[BEGIN]

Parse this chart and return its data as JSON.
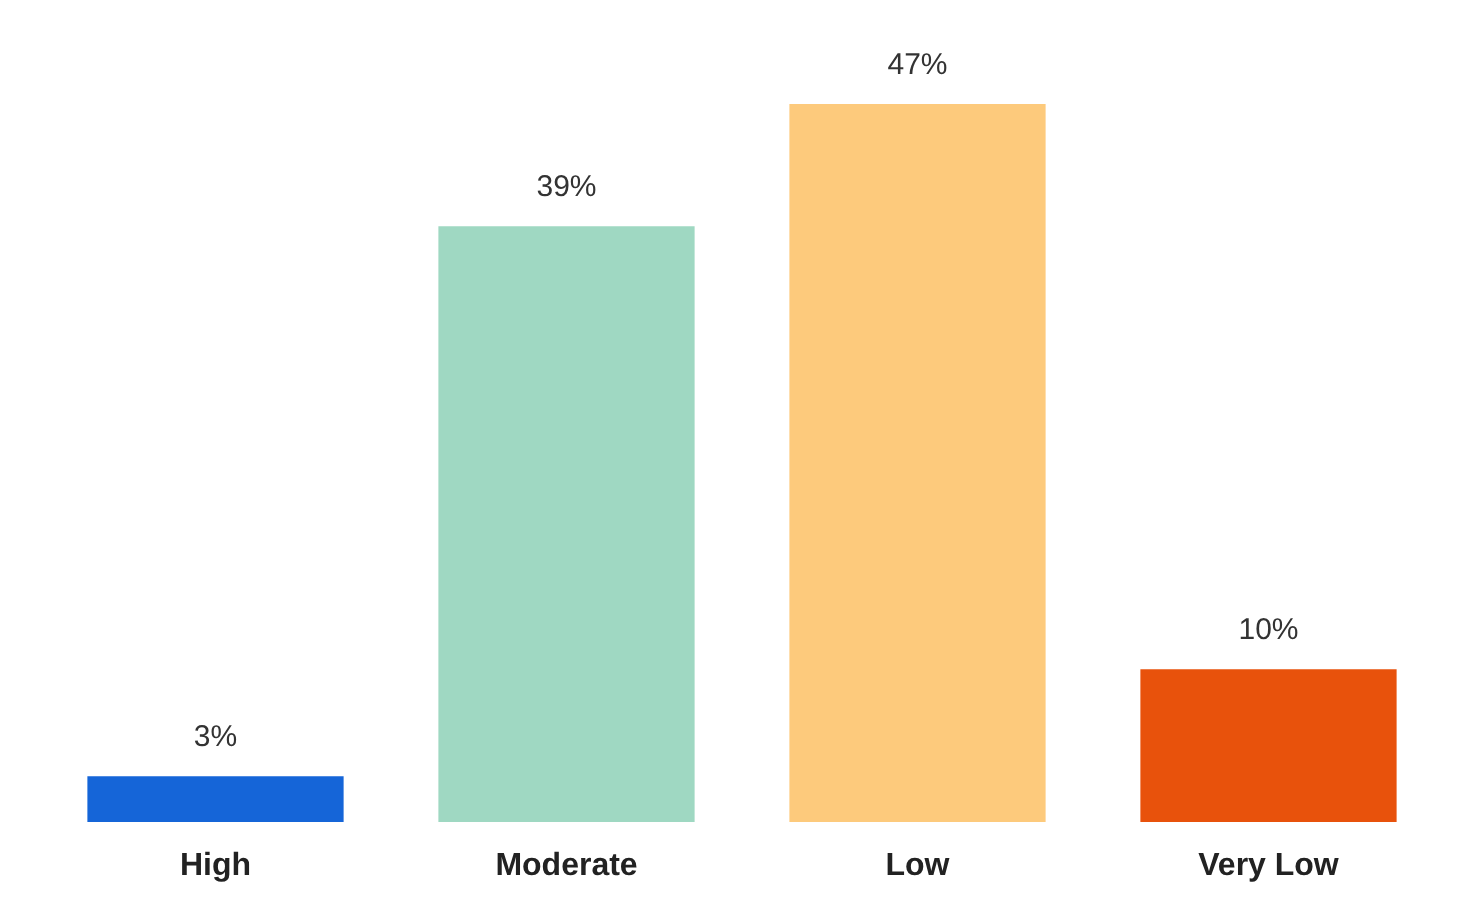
{
  "chart_data": {
    "type": "bar",
    "categories": [
      "High",
      "Moderate",
      "Low",
      "Very Low"
    ],
    "values": [
      3,
      39,
      47,
      10
    ],
    "value_labels": [
      "3%",
      "39%",
      "47%",
      "10%"
    ],
    "colors": [
      "#1565d8",
      "#9fd8c2",
      "#fdca7c",
      "#e8520c"
    ]
  }
}
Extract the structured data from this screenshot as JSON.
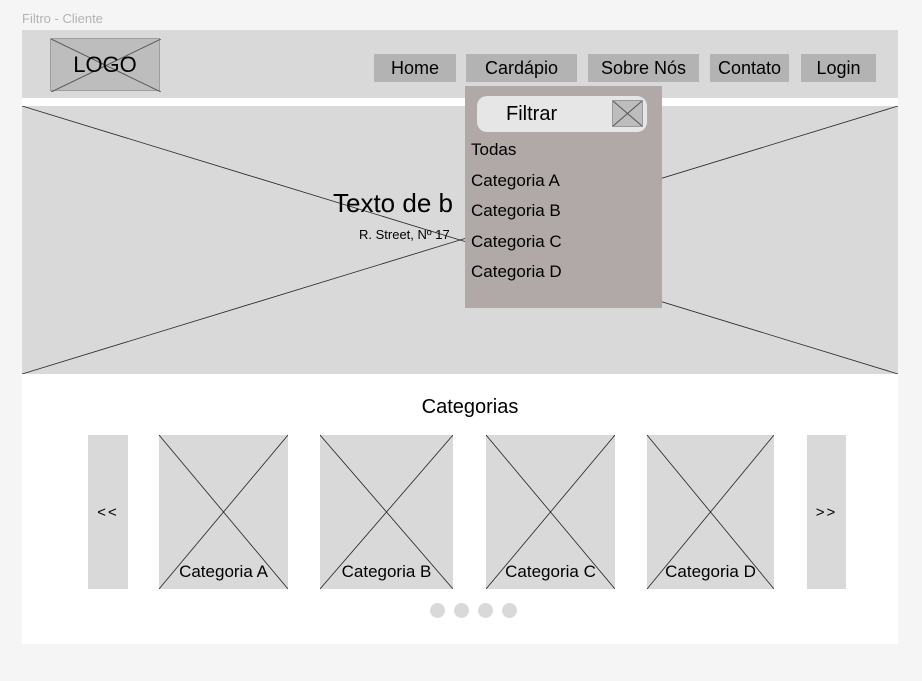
{
  "frame_label": "Filtro - Cliente",
  "header": {
    "logo": "LOGO",
    "nav": [
      "Home",
      "Cardápio",
      "Sobre Nós",
      "Contato",
      "Login"
    ]
  },
  "hero": {
    "title": "Texto de b",
    "subtitle": "R. Street, Nº 17"
  },
  "filter_dropdown": {
    "label": "Filtrar",
    "options": [
      "Todas",
      "Categoria A",
      "Categoria B",
      "Categoria C",
      "Categoria D"
    ]
  },
  "categories": {
    "title": "Categorias",
    "prev": "<<",
    "next": ">>",
    "cards": [
      "Categoria A",
      "Categoria B",
      "Categoria C",
      "Categoria D"
    ],
    "dot_count": 4
  },
  "colors": {
    "placeholder": "#d9d9d9",
    "nav_button": "#b3b3b3",
    "dropdown": "#b0a9a7",
    "filter_box": "#e6e6e6"
  }
}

[END]

Aim: Write out, exactly as given, the line containing "Extract the structured" and every line after it through the end, with no pictures.

Output of the task:
Extract the structured data from this screenshot as JSON.
{
  "frame_label": "Filtro - Cliente",
  "header": {
    "logo": "LOGO",
    "nav": [
      "Home",
      "Cardápio",
      "Sobre Nós",
      "Contato",
      "Login"
    ]
  },
  "hero": {
    "title": "Texto de b",
    "subtitle": "R. Street, Nº 17"
  },
  "filter_dropdown": {
    "label": "Filtrar",
    "options": [
      "Todas",
      "Categoria A",
      "Categoria B",
      "Categoria C",
      "Categoria D"
    ]
  },
  "categories": {
    "title": "Categorias",
    "prev": "<<",
    "next": ">>",
    "cards": [
      "Categoria A",
      "Categoria B",
      "Categoria C",
      "Categoria D"
    ],
    "dot_count": 4
  },
  "colors": {
    "placeholder": "#d9d9d9",
    "nav_button": "#b3b3b3",
    "dropdown": "#b0a9a7",
    "filter_box": "#e6e6e6"
  }
}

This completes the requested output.